_THE PROBLEM_
Please continue the essay below on the EU and the Brexit negotiations, starting after its last sentence. The records that follow it are not part of the essay.

_SELECTED TEXT_

────────────────

Is the EU shooting itself in the foot with Brexit negotiations?

Olivia Rohll

Just over five months on from the UK’s vote to leave the European Union on the 23rd of June 2016, there seems to have been almost no progress on what a post-EU Britain will look like. This is partly because of domestic disagreement - the Economist recently reported an almost perfect 50:50 split of opinion over the key free trade/free movement trade-off in the Brexit negotiations - but also because of the reactions of EU leaders nervous of right wing populism in their own backyards. The situation appears at times to have reached a total stalemate which only the goodwill of the negotiators can dissipate. Unfortunately for Theresa May the inner insecurity about the EU aroused across the bloc by Brexit has made goodwill hard to come by because an easy exit for the UK would encourage others to follow suit. 

 

However the resistance by French President François Hollande and, more recently Germanfinance minister Wolfgang Schäuble is unlikely to achieve the neutralisation of anti-EU sentiment they seek. Even among ‘Remain’ voters in the UK, the hostility sensed behind statements that the UK could face EU budget commitments up to 2030 and the like, have stirred up the feeling that Brussels has ambitions that override the sovereignty of EU member states. Britain has become a hazard to ‘The Project’ and is being punished for it - not a sight that is likely to appease nationalists. What is more, seeing leaders scrabbling to maintain their positions at the expense of their allies will do nothing to dispel feeling that the world is being run by a small group of elites uninterested in the concerns of the ‘everyday man’. Elitism even seems to be being felt at the state level, with Italy threatening to veto the EU budget due to what they see as a lack of support from EU countries with handling asylum seekers and immigrants. This is no doubt partly a political move by prime-minister Matteo Renzi, who is currently facing a referendum which, like the Brexit vote, is becoming as much about anti-establishment feeling as the constitutional reform it proposes. However the almost childish move to veto the budget also reflects the power imbalance between members which EU leaders like Renzi are finally pushing back against. The upshot is that whatever strategy European governments employ to handle Brexit they are eventually going to have to face internal unease about the EU face on, both at a domestic and national level. An easy Brexit may well encourage further departures, but throwing up barriers simply demonstrates the qualities of the European Union its people are coming to resent. 

 

The possibility of closer ties between the UK and US since the election of Donald Trump will do nothing to lower the tension. A British-American trade deal, although far from certain, would substantially strengthen the UK in the face of a weakened post-Brexit economy. Trump’s protectionism could well lead to complete abandonment of the work done towards a US-EU free trade deal, and his open enthusiasm for Brexit only adds insult to injury. While the scrapping of what has now been several years of complex negotiations would be an understandable blow for Brussels, failure must not be pinned on Trump or Brexit. At the end of August 2016 European politicians such as French Trade Minister Matthias Fekl began calling for the end of EU-US negotiations because of unmeetable demands from the Americans. In light of the possibility that the proposed deal was never going to come into fruition it is just worth wondering whether Angela Merkel’s calls on Trump not to give up on the deal would be as forthcoming if it weren’t for the remote possibility that the UK might get there first.

────────────────

_ENTRIES SHOWN_
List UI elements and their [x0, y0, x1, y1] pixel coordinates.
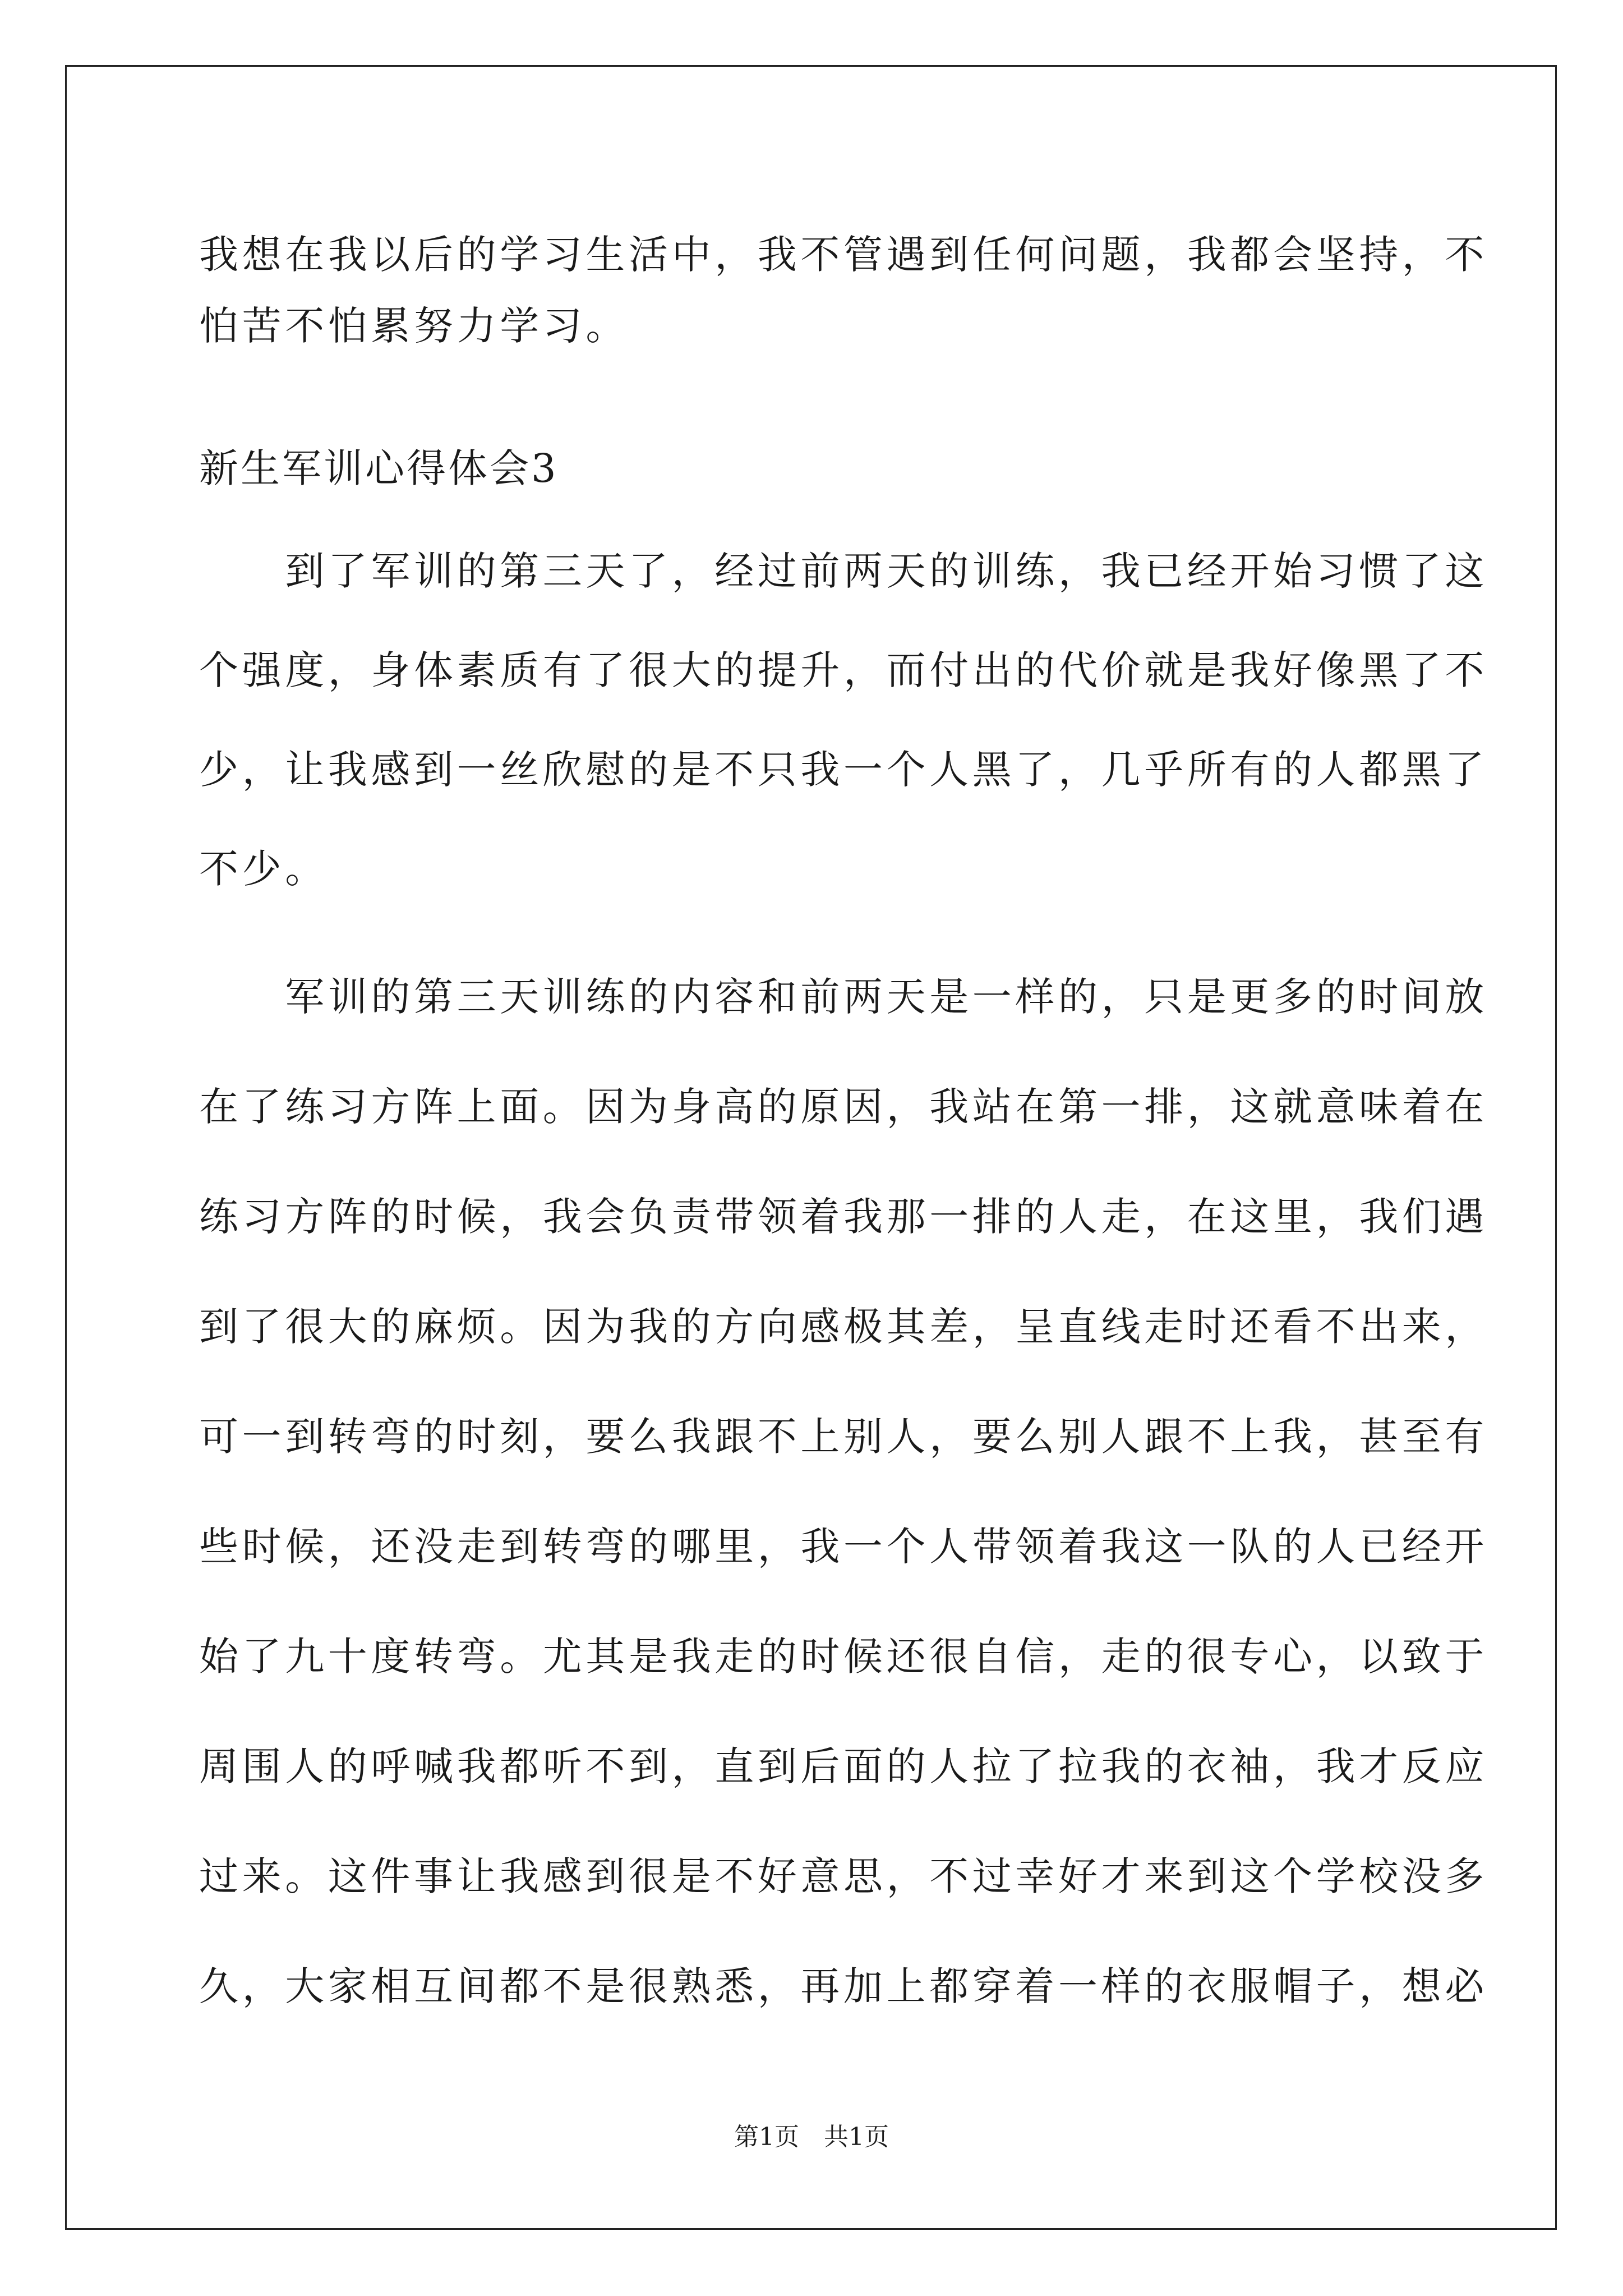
body-text-line: 我想在我以后的学习生活中，我不管遇到任何问题，我都会坚持，不	[199, 232, 1488, 278]
body-text-line: 在了练习方阵上面。因为身高的原因，我站在第一排，这就意味着在	[199, 1084, 1488, 1130]
body-text-line: 到了很大的麻烦。因为我的方向感极其差，呈直线走时还看不出来，	[199, 1304, 1488, 1350]
body-text-line: 到了军训的第三天了，经过前两天的训练，我已经开始习惯了这	[199, 548, 1488, 594]
page-number-footer: 第1页 共1页	[734, 2123, 889, 2151]
page-border	[65, 65, 1557, 2230]
body-text-line: 些时候，还没走到转弯的哪里，我一个人带领着我这一队的人已经开	[199, 1524, 1488, 1570]
section-heading: 新生军训心得体会3	[199, 445, 559, 491]
body-text-line: 军训的第三天训练的内容和前两天是一样的，只是更多的时间放	[199, 974, 1488, 1020]
body-text-line: 周围人的呼喊我都听不到，直到后面的人拉了拉我的衣袖，我才反应	[199, 1743, 1488, 1789]
body-text-line: 少，让我感到一丝欣慰的是不只我一个人黑了，几乎所有的人都黑了	[199, 747, 1488, 793]
body-text-line: 不少。	[199, 846, 328, 892]
body-text-line: 练习方阵的时候，我会负责带领着我那一排的人走，在这里，我们遇	[199, 1194, 1488, 1240]
body-text-line: 个强度，身体素质有了很大的提升，而付出的代价就是我好像黑了不	[199, 647, 1488, 693]
body-text-line: 过来。这件事让我感到很是不好意思，不过幸好才来到这个学校没多	[199, 1853, 1488, 1899]
body-text-line: 可一到转弯的时刻，要么我跟不上别人，要么别人跟不上我，甚至有	[199, 1414, 1488, 1460]
body-text-line: 怕苦不怕累努力学习。	[199, 303, 629, 349]
body-text-line: 久，大家相互间都不是很熟悉，再加上都穿着一样的衣服帽子，想必	[199, 1963, 1488, 2009]
body-text-line: 始了九十度转弯。尤其是我走的时候还很自信，走的很专心，以致于	[199, 1634, 1488, 1680]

────────────────

_OUTPUT OF THE EXERCISE_
 

The worrying possibility that the EU is being held together more because it is uncomfortable to leave, than because it is an attractive group to be in has not gone completely unnoticed however. As recently as 16th November, ex-French President Nicolas Sarkozy, writing in the Financial Times has stated ‘the rift between Europe and its citizens is wider than ever before.’ He recognises the legitimacy of the concerns of British people and extends the hope that they may choose to rejoin the Union once it has been reformed to better serve its members. The refreshing sentiment that rejoining the EU is an option for Britain also makes a welcome change from the finality Brexit is generally spoken about with. Before being defeated in the French primaries on 20th November, Sarkozy was seeking the Republicans’ (‘Les Républicains’) nomination for the 2017 French presidential election and was clearly hoping that EU reform might attract voters away from the far right better than Hollande’s defensiveness. This may just be another political manoeuvre by a member of ‘the elite’, but it might be the only way to save the EU and keep its people on board. If the UK must be punished for leaving, let it be done by making Europe better than it’s ever been before, not by making an example of it for those that might follow.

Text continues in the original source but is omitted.